*WRITTEN PROBLEM*
Lay out every line of the material below as a Markdown table with the columns "Row" and "Entry." Number each line in order and leave out any blank lines.

----- DATA IN THIS EXERCISE -----

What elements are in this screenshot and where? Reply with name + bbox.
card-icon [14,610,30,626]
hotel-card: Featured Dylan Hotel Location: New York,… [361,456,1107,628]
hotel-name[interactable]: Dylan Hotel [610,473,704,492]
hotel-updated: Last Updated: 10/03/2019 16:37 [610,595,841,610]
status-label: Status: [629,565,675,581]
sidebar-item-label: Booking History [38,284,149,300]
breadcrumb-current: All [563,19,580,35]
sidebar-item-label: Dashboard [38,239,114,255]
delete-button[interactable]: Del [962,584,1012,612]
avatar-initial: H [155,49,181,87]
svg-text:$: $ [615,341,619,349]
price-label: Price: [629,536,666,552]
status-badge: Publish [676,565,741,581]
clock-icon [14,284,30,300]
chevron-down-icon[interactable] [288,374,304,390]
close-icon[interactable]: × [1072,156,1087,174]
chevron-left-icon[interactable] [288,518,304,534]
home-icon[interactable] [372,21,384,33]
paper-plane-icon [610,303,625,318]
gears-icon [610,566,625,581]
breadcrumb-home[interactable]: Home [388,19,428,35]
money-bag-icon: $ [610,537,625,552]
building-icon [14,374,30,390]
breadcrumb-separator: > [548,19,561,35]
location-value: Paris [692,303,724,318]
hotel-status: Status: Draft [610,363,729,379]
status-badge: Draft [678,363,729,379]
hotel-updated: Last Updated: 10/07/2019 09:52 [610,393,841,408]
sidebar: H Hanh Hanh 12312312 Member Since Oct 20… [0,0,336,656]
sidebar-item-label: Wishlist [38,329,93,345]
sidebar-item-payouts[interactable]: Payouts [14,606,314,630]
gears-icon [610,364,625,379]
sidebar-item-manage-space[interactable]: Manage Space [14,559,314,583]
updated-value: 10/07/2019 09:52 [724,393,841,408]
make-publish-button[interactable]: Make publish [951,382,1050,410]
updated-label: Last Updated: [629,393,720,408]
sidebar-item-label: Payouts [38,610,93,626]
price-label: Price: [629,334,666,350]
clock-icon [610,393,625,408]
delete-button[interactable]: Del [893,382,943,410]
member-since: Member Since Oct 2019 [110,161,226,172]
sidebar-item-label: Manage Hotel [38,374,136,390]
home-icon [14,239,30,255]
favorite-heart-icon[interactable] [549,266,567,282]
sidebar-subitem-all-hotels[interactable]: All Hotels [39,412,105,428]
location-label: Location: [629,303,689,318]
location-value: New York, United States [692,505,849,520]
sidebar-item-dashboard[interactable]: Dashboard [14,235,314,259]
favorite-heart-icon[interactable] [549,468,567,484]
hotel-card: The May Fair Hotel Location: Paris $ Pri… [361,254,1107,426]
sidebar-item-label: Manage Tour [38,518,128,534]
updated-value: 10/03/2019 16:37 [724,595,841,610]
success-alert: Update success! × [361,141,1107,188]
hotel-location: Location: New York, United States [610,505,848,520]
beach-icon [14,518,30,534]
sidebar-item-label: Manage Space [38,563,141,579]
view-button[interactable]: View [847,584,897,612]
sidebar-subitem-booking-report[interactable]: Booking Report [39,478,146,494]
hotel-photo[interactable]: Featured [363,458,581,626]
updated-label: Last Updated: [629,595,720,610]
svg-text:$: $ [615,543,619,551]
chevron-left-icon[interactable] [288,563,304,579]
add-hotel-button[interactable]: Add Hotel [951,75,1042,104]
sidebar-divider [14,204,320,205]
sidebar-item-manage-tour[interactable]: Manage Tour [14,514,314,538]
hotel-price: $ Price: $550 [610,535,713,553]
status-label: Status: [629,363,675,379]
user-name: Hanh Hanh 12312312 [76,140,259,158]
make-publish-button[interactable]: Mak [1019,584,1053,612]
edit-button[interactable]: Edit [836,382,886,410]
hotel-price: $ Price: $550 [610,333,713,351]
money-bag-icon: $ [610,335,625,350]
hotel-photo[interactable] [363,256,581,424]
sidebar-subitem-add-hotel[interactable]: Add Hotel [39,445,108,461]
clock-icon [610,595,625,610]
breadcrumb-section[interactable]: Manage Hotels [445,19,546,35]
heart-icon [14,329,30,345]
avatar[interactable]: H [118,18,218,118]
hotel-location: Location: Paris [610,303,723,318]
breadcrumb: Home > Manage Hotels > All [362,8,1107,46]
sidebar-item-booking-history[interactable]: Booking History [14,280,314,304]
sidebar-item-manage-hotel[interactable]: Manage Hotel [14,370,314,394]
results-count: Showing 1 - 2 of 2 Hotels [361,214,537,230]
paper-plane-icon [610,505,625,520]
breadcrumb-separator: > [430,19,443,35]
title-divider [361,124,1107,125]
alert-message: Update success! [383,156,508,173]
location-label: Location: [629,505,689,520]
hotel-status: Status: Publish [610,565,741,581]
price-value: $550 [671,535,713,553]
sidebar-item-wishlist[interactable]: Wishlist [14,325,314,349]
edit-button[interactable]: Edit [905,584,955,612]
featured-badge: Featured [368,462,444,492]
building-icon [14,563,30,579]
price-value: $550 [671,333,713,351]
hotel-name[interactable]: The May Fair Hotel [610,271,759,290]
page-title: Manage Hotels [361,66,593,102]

-----

*COMPLETED EXERCISE*
| Row | Entry |
|---|---|
| 1 | What elements are in this screenshot and where? Reply with name + bbox. |
| 2 | card-icon [14,610,30,626] |
| 3 | hotel-card: Featured Dylan Hotel Location: New York,… [361,456,1107,628] |
| 4 | hotel-name[interactable]: Dylan Hotel [610,473,704,492] |
| 5 | hotel-updated: Last Updated: 10/03/2019 16:37 [610,595,841,610] |
| 6 | status-label: Status: [629,565,675,581] |
| 7 | sidebar-item-label: Booking History [38,284,149,300] |
| 8 | breadcrumb-current: All [563,19,580,35] |
| 9 | sidebar-item-label: Dashboard [38,239,114,255] |
| 10 | delete-button[interactable]: Del [962,584,1012,612] |
| 11 | avatar-initial: H [155,49,181,87] |
| 12 | svg-text:$: $ [615,341,619,349] |
| 13 | price-label: Price: [629,536,666,552] |
| 14 | status-badge: Publish [676,565,741,581] |
| 15 | clock-icon [14,284,30,300] |
| 16 | chevron-down-icon[interactable] [288,374,304,390] |
| 17 | close-icon[interactable]: × [1072,156,1087,174] |
| 18 | chevron-left-icon[interactable] [288,518,304,534] |
| 19 | home-icon[interactable] [372,21,384,33] |
| 20 | paper-plane-icon [610,303,625,318] |
| 21 | gears-icon [610,566,625,581] |
| 22 | breadcrumb-home[interactable]: Home [388,19,428,35] |
| 23 | money-bag-icon: $ [610,537,625,552] |
| 24 | building-icon [14,374,30,390] |
| 25 | breadcrumb-separator: > [548,19,561,35] |
| 26 | location-value: Paris [692,303,724,318] |
| 27 | hotel-status: Status: Draft [610,363,729,379] |
| 28 | status-badge: Draft [678,363,729,379] |
| 29 | hotel-updated: Last Updated: 10/07/2019 09:52 [610,393,841,408] |
| 30 | sidebar: H Hanh Hanh 12312312 Member Since Oct 20… [0,0,336,656] |
| 31 | sidebar-item-label: Wishlist [38,329,93,345] |
| 32 | sidebar-item-payouts[interactable]: Payouts [14,606,314,630] |
| 33 | gears-icon [610,364,625,379] |
| 34 | sidebar-item-manage-space[interactable]: Manage Space [14,559,314,583] |
| 35 | updated-value: 10/07/2019 09:52 [724,393,841,408] |
| 36 | make-publish-button[interactable]: Make publish [951,382,1050,410] |
| 37 | updated-label: Last Updated: [629,393,720,408] |
| 38 | sidebar-item-label: Payouts [38,610,93,626] |
| 39 | price-label: Price: [629,334,666,350] |
| 40 | clock-icon [610,393,625,408] |
| 41 | delete-button[interactable]: Del [893,382,943,410] |
| 42 | member-since: Member Since Oct 2019 [110,161,226,172] |
| 43 | sidebar-item-label: Manage Hotel [38,374,136,390] |
| 44 | home-icon [14,239,30,255] |
| 45 | favorite-heart-icon[interactable] [549,266,567,282] |
| 46 | sidebar-subitem-all-hotels[interactable]: All Hotels [39,412,105,428] |
| 47 | location-label: Location: [629,303,689,318] |
| 48 | location-value: New York, United States [692,505,849,520] |
| 49 | sidebar-item-dashboard[interactable]: Dashboard [14,235,314,259] |
| 50 | favorite-heart-icon[interactable] [549,468,567,484] |
| 51 | hotel-card: The May Fair Hotel Location: Paris $ Pri… [361,254,1107,426] |
| 52 | sidebar-item-label: Manage Tour [38,518,128,534] |
| 53 | updated-value: 10/03/2019 16:37 [724,595,841,610] |
| 54 | success-alert: Update success! × [361,141,1107,188] |
| 55 | hotel-location: Location: New York, United States [610,505,848,520] |
| 56 | beach-icon [14,518,30,534] |
| 57 | sidebar-item-label: Manage Space [38,563,141,579] |
| 58 | view-button[interactable]: View [847,584,897,612] |
| 59 | sidebar-subitem-booking-report[interactable]: Booking Report [39,478,146,494] |
| 60 | hotel-photo[interactable]: Featured [363,458,581,626] |
| 61 | updated-label: Last Updated: [629,595,720,610] |
| 62 | svg-text:$: $ [615,543,619,551] |
| 63 | chevron-left-icon[interactable] [288,563,304,579] |
| 64 | add-hotel-button[interactable]: Add Hotel [951,75,1042,104] |
| 65 | sidebar-divider [14,204,320,205] |
| 66 | sidebar-item-manage-tour[interactable]: Manage Tour [14,514,314,538] |
| 67 | hotel-price: $ Price: $550 [610,535,713,553] |
| 68 | status-label: Status: [629,363,675,379] |
| 69 | user-name: Hanh Hanh 12312312 [76,140,259,158] |
| 70 | make-publish-button[interactable]: Mak [1019,584,1053,612] |
| 71 | edit-button[interactable]: Edit [836,382,886,410] |
| 72 | hotel-price: $ Price: $550 [610,333,713,351] |
| 73 | money-bag-icon: $ [610,335,625,350] |
| 74 | hotel-photo[interactable] [363,256,581,424] |
| 75 | sidebar-subitem-add-hotel[interactable]: Add Hotel [39,445,108,461] |
| 76 | clock-icon [610,595,625,610] |
| 77 | breadcrumb-section[interactable]: Manage Hotels [445,19,546,35] |
| 78 | heart-icon [14,329,30,345] |
| 79 | avatar[interactable]: H [118,18,218,118] |
| 80 | hotel-location: Location: Paris [610,303,723,318] |
| 81 | breadcrumb: Home > Manage Hotels > All [362,8,1107,46] |
| 82 | sidebar-item-booking-history[interactable]: Booking History [14,280,314,304] |
| 83 | sidebar-item-manage-hotel[interactable]: Manage Hotel [14,370,314,394] |
| 84 | results-count: Showing 1 - 2 of 2 Hotels [361,214,537,230] |
| 85 | paper-plane-icon [610,505,625,520] |
| 86 | breadcrumb-separator: > [430,19,443,35] |
| 87 | title-divider [361,124,1107,125] |
| 88 | alert-message: Update success! [383,156,508,173] |
| 89 | location-label: Location: [629,505,689,520] |
| 90 | hotel-status: Status: Publish [610,565,741,581] |
| 91 | price-value: $550 [671,535,713,553] |
| 92 | sidebar-item-wishlist[interactable]: Wishlist [14,325,314,349] |
| 93 | edit-button[interactable]: Edit [905,584,955,612] |
| 94 | featured-badge: Featured [368,462,444,492] |
| 95 | building-icon [14,563,30,579] |
| 96 | price-value: $550 [671,333,713,351] |
| 97 | hotel-name[interactable]: The May Fair Hotel [610,271,759,290] |
| 98 | page-title: Manage Hotels [361,66,593,102] |